**Requirement**.
Count the lines of data below that include "basura". Provide only the number.

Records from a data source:
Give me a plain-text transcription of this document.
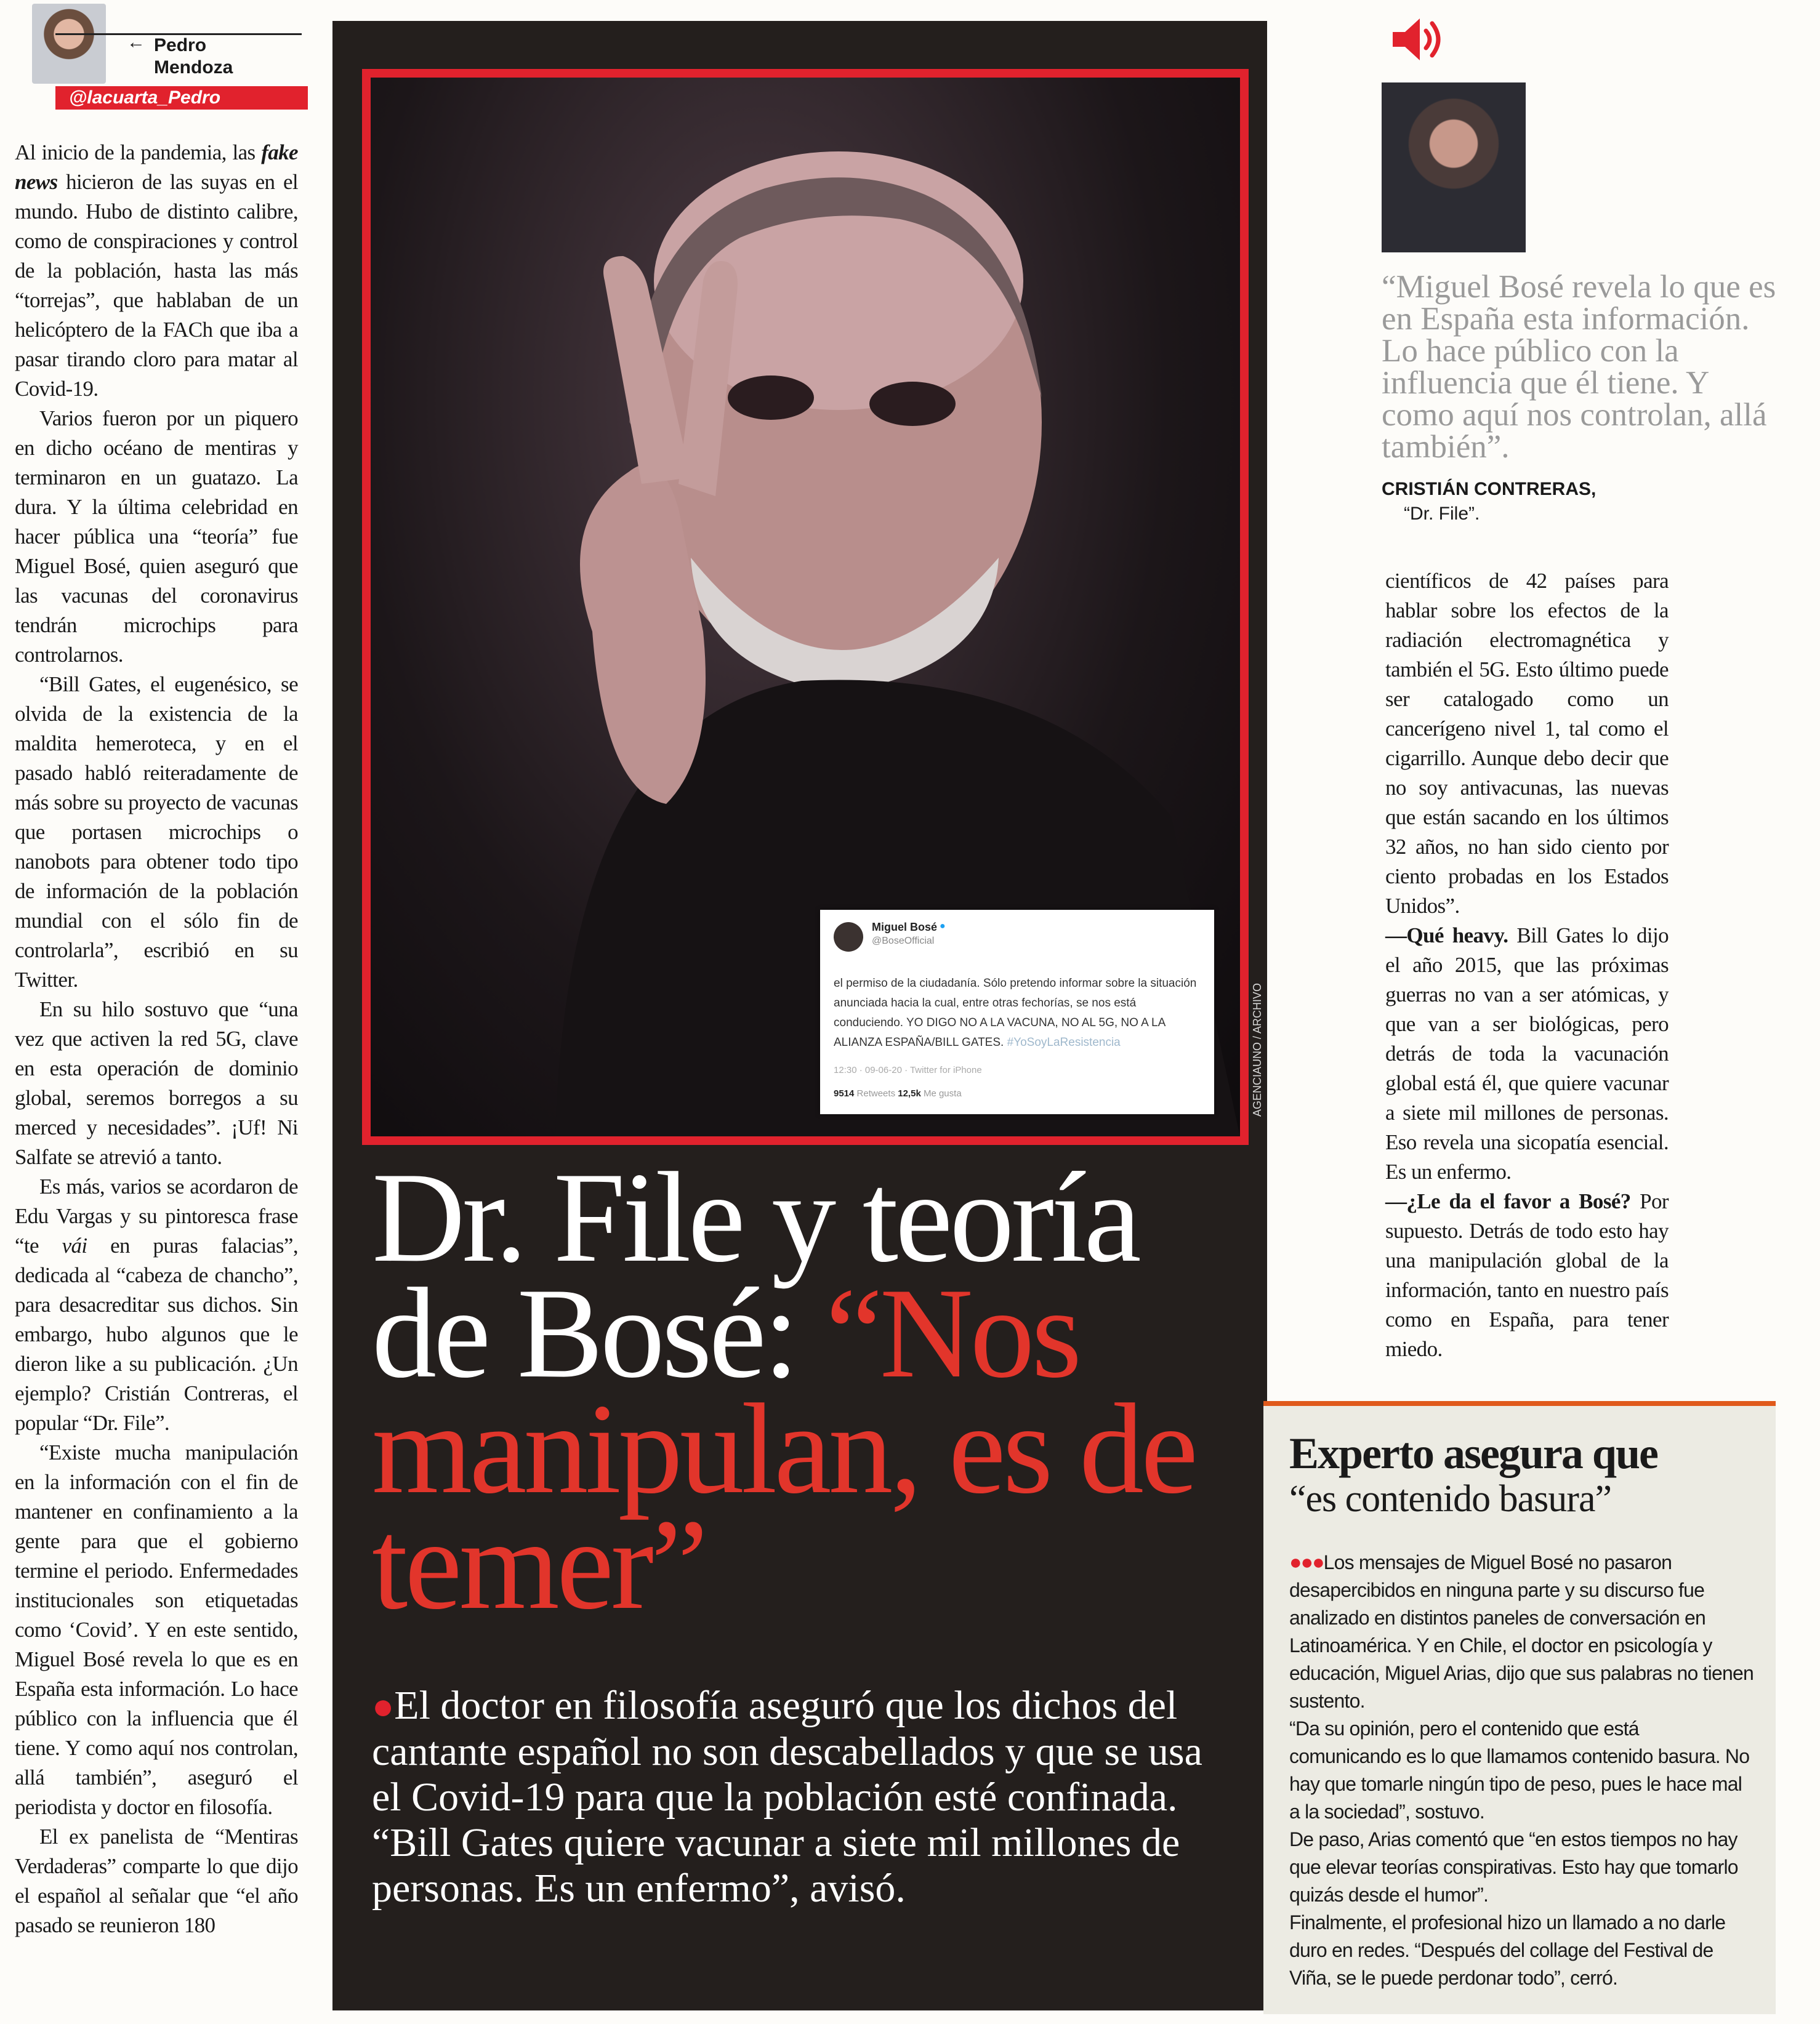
← Pedro
Mendoza
@lacuarta_Pedro

Al inicio de la pandemia, las fake news hicieron de las suyas en el mundo. Hubo de distinto calibre, como de conspiraciones y control de la población, hasta las más “torrejas”, que hablaban de un helicóptero de la FACh que iba a pasar tirando cloro para matar al Covid-19.

Varios fueron por un piquero en dicho océano de mentiras y terminaron en un guatazo. La dura. Y la última celebridad en hacer pública una “teoría” fue Miguel Bosé, quien aseguró que las vacunas del coronavirus tendrán microchips para controlarnos.

“Bill Gates, el eugenésico, se olvida de la existencia de la maldita hemeroteca, y en el pasado habló reiteradamente de más sobre su proyecto de vacunas que portasen microchips o nanobots para obtener todo tipo de información de la población mundial con el sólo fin de controlarla”, escribió en su Twitter.

En su hilo sostuvo que “una vez que activen la red 5G, clave en esta operación de dominio global, seremos borregos a su merced y necesidades”. ¡Uf! Ni Salfate se atrevió a tanto.

Es más, varios se acordaron de Edu Vargas y su pintoresca frase “te vái en puras falacias”, dedicada al “cabeza de chancho”, para desacreditar sus dichos. Sin embargo, hubo algunos que le dieron like a su publicación. ¿Un ejemplo? Cristián Contreras, el popular “Dr. File”.

“Existe mucha manipulación en la información con el fin de mantener en confinamiento a la gente para que el gobierno termine el periodo. Enfermedades institucionales son etiquetadas como ‘Covid’. Y en este sentido, Miguel Bosé revela lo que es en España esta información. Lo hace público con la influencia que él tiene. Y como aquí nos controlan, allá también”, aseguró el periodista y doctor en filosofía.

El ex panelista de “Mentiras Verdaderas” comparte lo que dijo el español al señalar que “el año pasado se reunieron 180

Miguel Bosé ●
@BoseOfficial
el permiso de la ciudadanía. Sólo pretendo informar sobre la situación anunciada hacia la cual, entre otras fechorías, se nos está conduciendo. YO DIGO NO A LA VACUNA, NO AL 5G, NO A LA ALIANZA ESPAÑA/BILL GATES. #YoSoyLaResistencia
12:30 · 09-06-20 · Twitter for iPhone
9514 Retweets 12,5k Me gusta	AGENCIAUNO / ARCHIVO
Dr. File y teoría
de Bosé: “Nos manipulan, es de temer”

●El doctor en filosofía aseguró que los dichos del cantante español no son descabellados y que se usa el Covid-19 para que la población esté confinada. “Bill Gates quiere vacunar a siete mil millones de personas. Es un enfermo”, avisó.

“Miguel Bosé revela lo que es en España esta información. Lo hace público con la influencia que él tiene. Y como aquí nos controlan, allá también”.
CRISTIÁN CONTRERAS,
“Dr. File”.

científicos de 42 países para hablar sobre los efectos de la radiación electromagnética y también el 5G. Esto último puede ser catalogado como un cancerígeno nivel 1, tal como el cigarrillo. Aunque debo decir que no soy antivacunas, las nuevas que están sacando en los últimos 32 años, no han sido ciento por ciento probadas en los Estados Unidos”.

—Qué heavy. Bill Gates lo dijo el año 2015, que las próximas guerras no van a ser atómicas, y que van a ser biológicas, pero detrás de toda la vacunación global está él, que quiere vacunar a siete mil millones de personas. Eso revela una sicopatía esencial. Es un enfermo.

—¿Le da el favor a Bosé? Por supuesto. Detrás de todo esto hay una manipulación global de la información, tanto en nuestro país como en España, para tener miedo.

Experto asegura que
“es contenido basura”

●●●Los mensajes de Miguel Bosé no pasaron desapercibidos en ninguna parte y su discurso fue analizado en distintos paneles de conversación en Latinoamérica. Y en Chile, el doctor en psicología y educación, Miguel Arias, dijo que sus palabras no tienen sustento.

“Da su opinión, pero el contenido que está comunicando es lo que llamamos contenido basura. No hay que tomarle ningún tipo de peso, pues le hace mal a la sociedad”, sostuvo.

De paso, Arias comentó que “en estos tiempos no hay que elevar teorías conspirativas. Esto hay que tomarlo quizás desde el humor”.

Finalmente, el profesional hizo un llamado a no darle duro en redes. “Después del collage del Festival de Viña, se le puede perdonar todo”, cerró.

**Solution to this exercise**.
2